> _What is required_:
Your job is to restate each entry word for word.

> _Supplied records_:
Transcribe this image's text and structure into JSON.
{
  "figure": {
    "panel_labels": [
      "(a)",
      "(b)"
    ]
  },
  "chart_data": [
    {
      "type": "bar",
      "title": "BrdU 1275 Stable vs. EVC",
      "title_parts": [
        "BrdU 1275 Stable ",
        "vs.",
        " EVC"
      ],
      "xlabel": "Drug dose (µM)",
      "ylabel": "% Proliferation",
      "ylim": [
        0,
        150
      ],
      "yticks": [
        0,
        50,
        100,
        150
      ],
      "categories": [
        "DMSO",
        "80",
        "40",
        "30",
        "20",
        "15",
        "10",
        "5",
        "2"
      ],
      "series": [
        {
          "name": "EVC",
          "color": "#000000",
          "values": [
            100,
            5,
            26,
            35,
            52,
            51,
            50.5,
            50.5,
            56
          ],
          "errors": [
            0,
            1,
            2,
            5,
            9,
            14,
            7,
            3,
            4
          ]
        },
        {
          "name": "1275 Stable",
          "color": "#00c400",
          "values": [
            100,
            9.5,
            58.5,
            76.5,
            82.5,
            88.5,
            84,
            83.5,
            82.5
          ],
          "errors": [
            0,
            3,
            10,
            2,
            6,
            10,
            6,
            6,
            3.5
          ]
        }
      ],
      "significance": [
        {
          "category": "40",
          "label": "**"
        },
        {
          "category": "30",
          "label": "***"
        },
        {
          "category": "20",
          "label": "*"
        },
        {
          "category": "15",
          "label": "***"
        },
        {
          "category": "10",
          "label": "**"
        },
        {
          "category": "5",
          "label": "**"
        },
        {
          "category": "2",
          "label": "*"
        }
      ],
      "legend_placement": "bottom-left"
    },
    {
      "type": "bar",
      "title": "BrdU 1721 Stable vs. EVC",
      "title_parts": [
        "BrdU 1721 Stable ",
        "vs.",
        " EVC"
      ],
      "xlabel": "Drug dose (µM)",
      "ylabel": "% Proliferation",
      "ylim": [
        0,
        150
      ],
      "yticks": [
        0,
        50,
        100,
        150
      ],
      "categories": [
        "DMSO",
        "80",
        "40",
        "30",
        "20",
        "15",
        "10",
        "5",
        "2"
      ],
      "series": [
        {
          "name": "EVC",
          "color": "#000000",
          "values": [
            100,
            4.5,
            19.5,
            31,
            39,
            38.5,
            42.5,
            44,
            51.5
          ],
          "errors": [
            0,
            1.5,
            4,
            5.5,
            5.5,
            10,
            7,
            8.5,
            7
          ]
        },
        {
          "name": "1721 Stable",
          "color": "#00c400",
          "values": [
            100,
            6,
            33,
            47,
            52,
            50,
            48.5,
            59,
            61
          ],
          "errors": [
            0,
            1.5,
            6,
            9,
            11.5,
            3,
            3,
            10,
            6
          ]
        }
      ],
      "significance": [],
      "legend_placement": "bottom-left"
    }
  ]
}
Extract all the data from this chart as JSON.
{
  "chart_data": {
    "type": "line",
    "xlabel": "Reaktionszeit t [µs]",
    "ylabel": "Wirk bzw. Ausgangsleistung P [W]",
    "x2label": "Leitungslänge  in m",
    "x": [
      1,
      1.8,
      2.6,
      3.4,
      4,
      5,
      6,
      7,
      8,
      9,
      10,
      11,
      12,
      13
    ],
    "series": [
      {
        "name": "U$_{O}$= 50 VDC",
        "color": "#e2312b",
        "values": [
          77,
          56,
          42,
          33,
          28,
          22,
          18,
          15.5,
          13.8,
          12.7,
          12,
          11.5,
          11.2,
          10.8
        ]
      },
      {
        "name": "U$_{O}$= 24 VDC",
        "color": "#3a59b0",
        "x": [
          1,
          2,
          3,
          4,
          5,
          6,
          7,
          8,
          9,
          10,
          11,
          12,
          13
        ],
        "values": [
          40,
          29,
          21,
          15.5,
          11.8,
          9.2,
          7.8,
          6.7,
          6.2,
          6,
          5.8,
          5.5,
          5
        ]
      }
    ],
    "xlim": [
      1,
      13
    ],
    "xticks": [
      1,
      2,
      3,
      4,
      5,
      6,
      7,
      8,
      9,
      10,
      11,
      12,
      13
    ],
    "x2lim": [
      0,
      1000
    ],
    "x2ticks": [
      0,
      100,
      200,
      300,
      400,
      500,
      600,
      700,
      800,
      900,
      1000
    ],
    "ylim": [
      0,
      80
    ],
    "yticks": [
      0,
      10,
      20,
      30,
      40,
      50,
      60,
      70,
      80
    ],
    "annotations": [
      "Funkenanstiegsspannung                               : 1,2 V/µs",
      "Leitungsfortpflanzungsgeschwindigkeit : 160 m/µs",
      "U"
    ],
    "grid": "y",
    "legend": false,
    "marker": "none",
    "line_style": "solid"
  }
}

> _Full response_:
Transcribe this image's text and structure into JSON.
{
  "figure": {
    "panel_labels": [
      "(a)",
      "(b)"
    ]
  },
  "chart_data": [
    {
      "type": "bar",
      "title": "BrdU 1275 Stable vs. EVC",
      "title_parts": [
        "BrdU 1275 Stable ",
        "vs.",
        " EVC"
      ],
      "xlabel": "Drug dose (µM)",
      "ylabel": "% Proliferation",
      "ylim": [
        0,
        150
      ],
      "yticks": [
        0,
        50,
        100,
        150
      ],
      "categories": [
        "DMSO",
        "80",
        "40",
        "30",
        "20",
        "15",
        "10",
        "5",
        "2"
      ],
      "series": [
        {
          "name": "EVC",
          "color": "#000000",
          "values": [
            100,
            5,
            26,
            35,
            52,
            51,
            50.5,
            50.5,
            56
          ],
          "errors": [
            0,
            1,
            2,
            5,
            9,
            14,
            7,
            3,
            4
          ]
        },
        {
          "name": "1275 Stable",
          "color": "#00c400",
          "values": [
            100,
            9.5,
            58.5,
            76.5,
            82.5,
            88.5,
            84,
            83.5,
            82.5
          ],
          "errors": [
            0,
            3,
            10,
            2,
            6,
            10,
            6,
            6,
            3.5
          ]
        }
      ],
      "significance": [
        {
          "category": "40",
          "label": "**"
        },
        {
          "category": "30",
          "label": "***"
        },
        {
          "category": "20",
          "label": "*"
        },
        {
          "category": "15",
          "label": "***"
        },
        {
          "category": "10",
          "label": "**"
        },
        {
          "category": "5",
          "label": "**"
        },
        {
          "category": "2",
          "label": "*"
        }
      ],
      "legend_placement": "bottom-left"
    },
    {
      "type": "bar",
      "title": "BrdU 1721 Stable vs. EVC",
      "title_parts": [
        "BrdU 1721 Stable ",
        "vs.",
        " EVC"
      ],
      "xlabel": "Drug dose (µM)",
      "ylabel": "% Proliferation",
      "ylim": [
        0,
        150
      ],
      "yticks": [
        0,
        50,
        100,
        150
      ],
      "categories": [
        "DMSO",
        "80",
        "40",
        "30",
        "20",
        "15",
        "10",
        "5",
        "2"
      ],
      "series": [
        {
          "name": "EVC",
          "color": "#000000",
          "values": [
            100,
            4.5,
            19.5,
            31,
            39,
            38.5,
            42.5,
            44,
            51.5
          ],
          "errors": [
            0,
            1.5,
            4,
            5.5,
            5.5,
            10,
            7,
            8.5,
            7
          ]
        },
        {
          "name": "1721 Stable",
          "color": "#00c400",
          "values": [
            100,
            6,
            33,
            47,
            52,
            50,
            48.5,
            59,
            61
          ],
          "errors": [
            0,
            1.5,
            6,
            9,
            11.5,
            3,
            3,
            10,
            6
          ]
        }
      ],
      "significance": [],
      "legend_placement": "bottom-left"
    }
  ]
}
Extract all the data from this chart as JSON.
{
  "chart_data": {
    "type": "line",
    "xlabel": "Reaktionszeit t [µs]",
    "ylabel": "Wirk bzw. Ausgangsleistung P [W]",
    "x2label": "Leitungslänge  in m",
    "x": [
      1,
      1.8,
      2.6,
      3.4,
      4,
      5,
      6,
      7,
      8,
      9,
      10,
      11,
      12,
      13
    ],
    "series": [
      {
        "name": "U$_{O}$= 50 VDC",
        "color": "#e2312b",
        "values": [
          77,
          56,
          42,
          33,
          28,
          22,
          18,
          15.5,
          13.8,
          12.7,
          12,
          11.5,
          11.2,
          10.8
        ]
      },
      {
        "name": "U$_{O}$= 24 VDC",
        "color": "#3a59b0",
        "x": [
          1,
          2,
          3,
          4,
          5,
          6,
          7,
          8,
          9,
          10,
          11,
          12,
          13
        ],
        "values": [
          40,
          29,
          21,
          15.5,
          11.8,
          9.2,
          7.8,
          6.7,
          6.2,
          6,
          5.8,
          5.5,
          5
        ]
      }
    ],
    "xlim": [
      1,
      13
    ],
    "xticks": [
      1,
      2,
      3,
      4,
      5,
      6,
      7,
      8,
      9,
      10,
      11,
      12,
      13
    ],
    "x2lim": [
      0,
      1000
    ],
    "x2ticks": [
      0,
      100,
      200,
      300,
      400,
      500,
      600,
      700,
      800,
      900,
      1000
    ],
    "ylim": [
      0,
      80
    ],
    "yticks": [
      0,
      10,
      20,
      30,
      40,
      50,
      60,
      70,
      80
    ],
    "annotations": [
      "Funkenanstiegsspannung                               : 1,2 V/µs",
      "Leitungsfortpflanzungsgeschwindigkeit : 160 m/µs",
      "U"
    ],
    "grid": "y",
    "legend": false,
    "marker": "none",
    "line_style": "solid"
  }
}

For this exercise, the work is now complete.